Exercise aim: Transcribe every record that appears below, exactly and in full.

(Source data)
· · · · ·

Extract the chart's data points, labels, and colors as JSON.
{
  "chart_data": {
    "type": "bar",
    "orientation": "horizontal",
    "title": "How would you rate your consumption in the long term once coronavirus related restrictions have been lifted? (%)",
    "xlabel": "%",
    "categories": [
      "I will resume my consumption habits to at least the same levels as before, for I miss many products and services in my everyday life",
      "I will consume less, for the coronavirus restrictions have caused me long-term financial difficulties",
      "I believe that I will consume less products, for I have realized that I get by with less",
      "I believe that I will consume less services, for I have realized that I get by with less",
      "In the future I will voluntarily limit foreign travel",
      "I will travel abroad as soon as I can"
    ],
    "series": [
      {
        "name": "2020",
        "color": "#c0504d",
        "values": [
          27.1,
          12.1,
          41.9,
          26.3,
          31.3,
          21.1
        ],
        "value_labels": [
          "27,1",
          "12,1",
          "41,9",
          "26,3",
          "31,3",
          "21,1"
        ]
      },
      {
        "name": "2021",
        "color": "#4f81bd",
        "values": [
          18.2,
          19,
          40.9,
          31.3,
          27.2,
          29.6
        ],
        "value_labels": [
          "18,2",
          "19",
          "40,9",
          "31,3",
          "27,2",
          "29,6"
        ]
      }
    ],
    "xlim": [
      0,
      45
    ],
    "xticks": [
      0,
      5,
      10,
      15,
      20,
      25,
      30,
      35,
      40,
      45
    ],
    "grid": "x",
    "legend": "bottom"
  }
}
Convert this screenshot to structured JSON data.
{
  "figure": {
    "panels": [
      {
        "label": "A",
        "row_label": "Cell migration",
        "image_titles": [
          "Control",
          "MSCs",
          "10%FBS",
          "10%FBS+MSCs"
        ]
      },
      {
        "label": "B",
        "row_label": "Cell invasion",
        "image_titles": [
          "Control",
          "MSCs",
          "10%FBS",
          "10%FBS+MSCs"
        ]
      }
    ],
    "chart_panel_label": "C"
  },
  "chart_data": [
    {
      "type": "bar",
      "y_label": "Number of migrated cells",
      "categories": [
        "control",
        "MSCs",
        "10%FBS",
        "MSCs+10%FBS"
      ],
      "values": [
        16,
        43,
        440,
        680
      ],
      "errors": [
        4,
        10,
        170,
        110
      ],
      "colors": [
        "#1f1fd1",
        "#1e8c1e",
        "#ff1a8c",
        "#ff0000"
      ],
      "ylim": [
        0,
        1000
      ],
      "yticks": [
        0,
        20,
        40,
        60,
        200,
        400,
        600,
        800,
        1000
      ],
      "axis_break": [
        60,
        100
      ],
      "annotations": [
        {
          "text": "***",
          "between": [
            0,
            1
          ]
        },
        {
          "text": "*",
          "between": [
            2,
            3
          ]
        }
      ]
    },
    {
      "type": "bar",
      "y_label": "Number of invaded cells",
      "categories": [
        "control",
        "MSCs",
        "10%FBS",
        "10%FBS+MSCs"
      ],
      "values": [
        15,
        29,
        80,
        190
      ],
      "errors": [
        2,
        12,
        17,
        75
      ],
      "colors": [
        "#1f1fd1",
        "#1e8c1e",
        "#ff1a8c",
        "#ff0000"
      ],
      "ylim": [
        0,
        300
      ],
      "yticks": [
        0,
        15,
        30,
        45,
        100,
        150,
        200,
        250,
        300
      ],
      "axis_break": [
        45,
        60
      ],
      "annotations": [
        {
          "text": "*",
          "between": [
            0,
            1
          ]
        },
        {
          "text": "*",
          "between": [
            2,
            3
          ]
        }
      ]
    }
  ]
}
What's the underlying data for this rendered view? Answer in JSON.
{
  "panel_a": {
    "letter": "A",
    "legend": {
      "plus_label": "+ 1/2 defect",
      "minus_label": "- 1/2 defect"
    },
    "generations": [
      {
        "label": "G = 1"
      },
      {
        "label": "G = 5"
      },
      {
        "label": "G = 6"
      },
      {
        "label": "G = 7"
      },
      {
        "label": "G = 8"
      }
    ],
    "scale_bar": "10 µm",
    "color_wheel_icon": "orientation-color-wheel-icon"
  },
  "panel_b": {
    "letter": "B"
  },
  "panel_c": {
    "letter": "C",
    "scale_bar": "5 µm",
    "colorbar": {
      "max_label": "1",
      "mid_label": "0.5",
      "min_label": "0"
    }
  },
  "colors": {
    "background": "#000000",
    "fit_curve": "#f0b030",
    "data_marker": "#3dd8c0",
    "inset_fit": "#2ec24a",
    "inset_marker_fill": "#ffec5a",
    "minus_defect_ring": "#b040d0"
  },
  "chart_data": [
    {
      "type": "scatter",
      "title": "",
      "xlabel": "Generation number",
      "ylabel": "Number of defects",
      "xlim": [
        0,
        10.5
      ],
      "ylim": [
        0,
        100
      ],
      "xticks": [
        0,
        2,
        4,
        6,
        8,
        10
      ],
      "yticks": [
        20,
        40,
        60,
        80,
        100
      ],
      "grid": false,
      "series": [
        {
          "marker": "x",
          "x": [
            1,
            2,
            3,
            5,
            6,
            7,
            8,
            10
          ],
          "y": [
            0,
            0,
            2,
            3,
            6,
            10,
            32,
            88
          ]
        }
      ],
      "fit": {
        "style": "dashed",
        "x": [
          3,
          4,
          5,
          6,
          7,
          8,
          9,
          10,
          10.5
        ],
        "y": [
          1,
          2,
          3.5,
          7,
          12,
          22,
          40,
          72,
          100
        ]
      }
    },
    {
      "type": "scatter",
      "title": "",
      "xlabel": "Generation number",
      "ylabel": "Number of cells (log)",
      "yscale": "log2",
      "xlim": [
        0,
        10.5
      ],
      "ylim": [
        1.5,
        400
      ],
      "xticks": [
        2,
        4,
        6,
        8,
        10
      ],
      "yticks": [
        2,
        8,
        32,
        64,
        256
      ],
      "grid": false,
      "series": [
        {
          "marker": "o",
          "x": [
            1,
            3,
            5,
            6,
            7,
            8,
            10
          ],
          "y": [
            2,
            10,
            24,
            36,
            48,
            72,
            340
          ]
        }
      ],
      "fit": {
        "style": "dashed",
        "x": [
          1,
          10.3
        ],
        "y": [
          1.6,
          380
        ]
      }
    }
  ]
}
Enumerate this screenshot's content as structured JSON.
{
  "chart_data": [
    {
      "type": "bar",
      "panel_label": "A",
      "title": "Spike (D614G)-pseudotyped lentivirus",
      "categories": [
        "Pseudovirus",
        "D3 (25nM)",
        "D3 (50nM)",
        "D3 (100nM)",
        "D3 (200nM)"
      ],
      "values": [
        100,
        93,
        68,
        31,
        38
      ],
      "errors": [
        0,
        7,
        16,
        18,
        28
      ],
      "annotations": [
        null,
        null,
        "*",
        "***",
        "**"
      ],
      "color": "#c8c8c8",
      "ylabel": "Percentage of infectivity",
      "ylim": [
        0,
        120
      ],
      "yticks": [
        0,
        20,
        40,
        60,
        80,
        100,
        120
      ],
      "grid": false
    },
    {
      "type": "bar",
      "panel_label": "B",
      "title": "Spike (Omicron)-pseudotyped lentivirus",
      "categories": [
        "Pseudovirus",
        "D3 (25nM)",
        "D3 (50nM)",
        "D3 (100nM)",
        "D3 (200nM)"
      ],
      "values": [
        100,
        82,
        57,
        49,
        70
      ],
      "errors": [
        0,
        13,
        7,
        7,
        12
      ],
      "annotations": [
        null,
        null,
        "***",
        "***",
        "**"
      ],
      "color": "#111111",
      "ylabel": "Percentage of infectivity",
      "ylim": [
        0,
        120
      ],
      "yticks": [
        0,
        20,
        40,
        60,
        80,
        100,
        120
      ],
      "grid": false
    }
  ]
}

· · · · ·

Your response:
Extract the chart's data points, labels, and colors as JSON.
{
  "chart_data": {
    "type": "bar",
    "orientation": "horizontal",
    "title": "How would you rate your consumption in the long term once coronavirus related restrictions have been lifted? (%)",
    "xlabel": "%",
    "categories": [
      "I will resume my consumption habits to at least the same levels as before, for I miss many products and services in my everyday life",
      "I will consume less, for the coronavirus restrictions have caused me long-term financial difficulties",
      "I believe that I will consume less products, for I have realized that I get by with less",
      "I believe that I will consume less services, for I have realized that I get by with less",
      "In the future I will voluntarily limit foreign travel",
      "I will travel abroad as soon as I can"
    ],
    "series": [
      {
        "name": "2020",
        "color": "#c0504d",
        "values": [
          27.1,
          12.1,
          41.9,
          26.3,
          31.3,
          21.1
        ],
        "value_labels": [
          "27,1",
          "12,1",
          "41,9",
          "26,3",
          "31,3",
          "21,1"
        ]
      },
      {
        "name": "2021",
        "color": "#4f81bd",
        "values": [
          18.2,
          19,
          40.9,
          31.3,
          27.2,
          29.6
        ],
        "value_labels": [
          "18,2",
          "19",
          "40,9",
          "31,3",
          "27,2",
          "29,6"
        ]
      }
    ],
    "xlim": [
      0,
      45
    ],
    "xticks": [
      0,
      5,
      10,
      15,
      20,
      25,
      30,
      35,
      40,
      45
    ],
    "grid": "x",
    "legend": "bottom"
  }
}
Convert this screenshot to structured JSON data.
{
  "figure": {
    "panels": [
      {
        "label": "A",
        "row_label": "Cell migration",
        "image_titles": [
          "Control",
          "MSCs",
          "10%FBS",
          "10%FBS+MSCs"
        ]
      },
      {
        "label": "B",
        "row_label": "Cell invasion",
        "image_titles": [
          "Control",
          "MSCs",
          "10%FBS",
          "10%FBS+MSCs"
        ]
      }
    ],
    "chart_panel_label": "C"
  },
  "chart_data": [
    {
      "type": "bar",
      "y_label": "Number of migrated cells",
      "categories": [
        "control",
        "MSCs",
        "10%FBS",
        "MSCs+10%FBS"
      ],
      "values": [
        16,
        43,
        440,
        680
      ],
      "errors": [
        4,
        10,
        170,
        110
      ],
      "colors": [
        "#1f1fd1",
        "#1e8c1e",
        "#ff1a8c",
        "#ff0000"
      ],
      "ylim": [
        0,
        1000
      ],
      "yticks": [
        0,
        20,
        40,
        60,
        200,
        400,
        600,
        800,
        1000
      ],
      "axis_break": [
        60,
        100
      ],
      "annotations": [
        {
          "text": "***",
          "between": [
            0,
            1
          ]
        },
        {
          "text": "*",
          "between": [
            2,
            3
          ]
        }
      ]
    },
    {
      "type": "bar",
      "y_label": "Number of invaded cells",
      "categories": [
        "control",
        "MSCs",
        "10%FBS",
        "10%FBS+MSCs"
      ],
      "values": [
        15,
        29,
        80,
        190
      ],
      "errors": [
        2,
        12,
        17,
        75
      ],
      "colors": [
        "#1f1fd1",
        "#1e8c1e",
        "#ff1a8c",
        "#ff0000"
      ],
      "ylim": [
        0,
        300
      ],
      "yticks": [
        0,
        15,
        30,
        45,
        100,
        150,
        200,
        250,
        300
      ],
      "axis_break": [
        45,
        60
      ],
      "annotations": [
        {
          "text": "*",
          "between": [
            0,
            1
          ]
        },
        {
          "text": "*",
          "between": [
            2,
            3
          ]
        }
      ]
    }
  ]
}
What's the underlying data for this rendered view? Answer in JSON.
{
  "panel_a": {
    "letter": "A",
    "legend": {
      "plus_label": "+ 1/2 defect",
      "minus_label": "- 1/2 defect"
    },
    "generations": [
      {
        "label": "G = 1"
      },
      {
        "label": "G = 5"
      },
      {
        "label": "G = 6"
      },
      {
        "label": "G = 7"
      },
      {
        "label": "G = 8"
      }
    ],
    "scale_bar": "10 µm",
    "color_wheel_icon": "orientation-color-wheel-icon"
  },
  "panel_b": {
    "letter": "B"
  },
  "panel_c": {
    "letter": "C",
    "scale_bar": "5 µm",
    "colorbar": {
      "max_label": "1",
      "mid_label": "0.5",
      "min_label": "0"
    }
  },
  "colors": {
    "background": "#000000",
    "fit_curve": "#f0b030",
    "data_marker": "#3dd8c0",
    "inset_fit": "#2ec24a",
    "inset_marker_fill": "#ffec5a",
    "minus_defect_ring": "#b040d0"
  },
  "chart_data": [
    {
      "type": "scatter",
      "title": "",
      "xlabel": "Generation number",
      "ylabel": "Number of defects",
      "xlim": [
        0,
        10.5
      ],
      "ylim": [
        0,
        100
      ],
      "xticks": [
        0,
        2,
        4,
        6,
        8,
        10
      ],
      "yticks": [
        20,
        40,
        60,
        80,
        100
      ],
      "grid": false,
      "series": [
        {
          "marker": "x",
          "x": [
            1,
            2,
            3,
            5,
            6,
            7,
            8,
            10
          ],
          "y": [
            0,
            0,
            2,
            3,
            6,
            10,
            32,
            88
          ]
        }
      ],
      "fit": {
        "style": "dashed",
        "x": [
          3,
          4,
          5,
          6,
          7,
          8,
          9,
          10,
          10.5
        ],
        "y": [
          1,
          2,
          3.5,
          7,
          12,
          22,
          40,
          72,
          100
        ]
      }
    },
    {
      "type": "scatter",
      "title": "",
      "xlabel": "Generation number",
      "ylabel": "Number of cells (log)",
      "yscale": "log2",
      "xlim": [
        0,
        10.5
      ],
      "ylim": [
        1.5,
        400
      ],
      "xticks": [
        2,
        4,
        6,
        8,
        10
      ],
      "yticks": [
        2,
        8,
        32,
        64,
        256
      ],
      "grid": false,
      "series": [
        {
          "marker": "o",
          "x": [
            1,
            3,
            5,
            6,
            7,
            8,
            10
          ],
          "y": [
            2,
            10,
            24,
            36,
            48,
            72,
            340
          ]
        }
      ],
      "fit": {
        "style": "dashed",
        "x": [
          1,
          10.3
        ],
        "y": [
          1.6,
          380
        ]
      }
    }
  ]
}
Enumerate this screenshot's content as structured JSON.
{
  "chart_data": [
    {
      "type": "bar",
      "panel_label": "A",
      "title": "Spike (D614G)-pseudotyped lentivirus",
      "categories": [
        "Pseudovirus",
        "D3 (25nM)",
        "D3 (50nM)",
        "D3 (100nM)",
        "D3 (200nM)"
      ],
      "values": [
        100,
        93,
        68,
        31,
        38
      ],
      "errors": [
        0,
        7,
        16,
        18,
        28
      ],
      "annotations": [
        null,
        null,
        "*",
        "***",
        "**"
      ],
      "color": "#c8c8c8",
      "ylabel": "Percentage of infectivity",
      "ylim": [
        0,
        120
      ],
      "yticks": [
        0,
        20,
        40,
        60,
        80,
        100,
        120
      ],
      "grid": false
    },
    {
      "type": "bar",
      "panel_label": "B",
      "title": "Spike (Omicron)-pseudotyped lentivirus",
      "categories": [
        "Pseudovirus",
        "D3 (25nM)",
        "D3 (50nM)",
        "D3 (100nM)",
        "D3 (200nM)"
      ],
      "values": [
        100,
        82,
        57,
        49,
        70
      ],
      "errors": [
        0,
        13,
        7,
        7,
        12
      ],
      "annotations": [
        null,
        null,
        "***",
        "***",
        "**"
      ],
      "color": "#111111",
      "ylabel": "Percentage of infectivity",
      "ylim": [
        0,
        120
      ],
      "yticks": [
        0,
        20,
        40,
        60,
        80,
        100,
        120
      ],
      "grid": false
    }
  ]
}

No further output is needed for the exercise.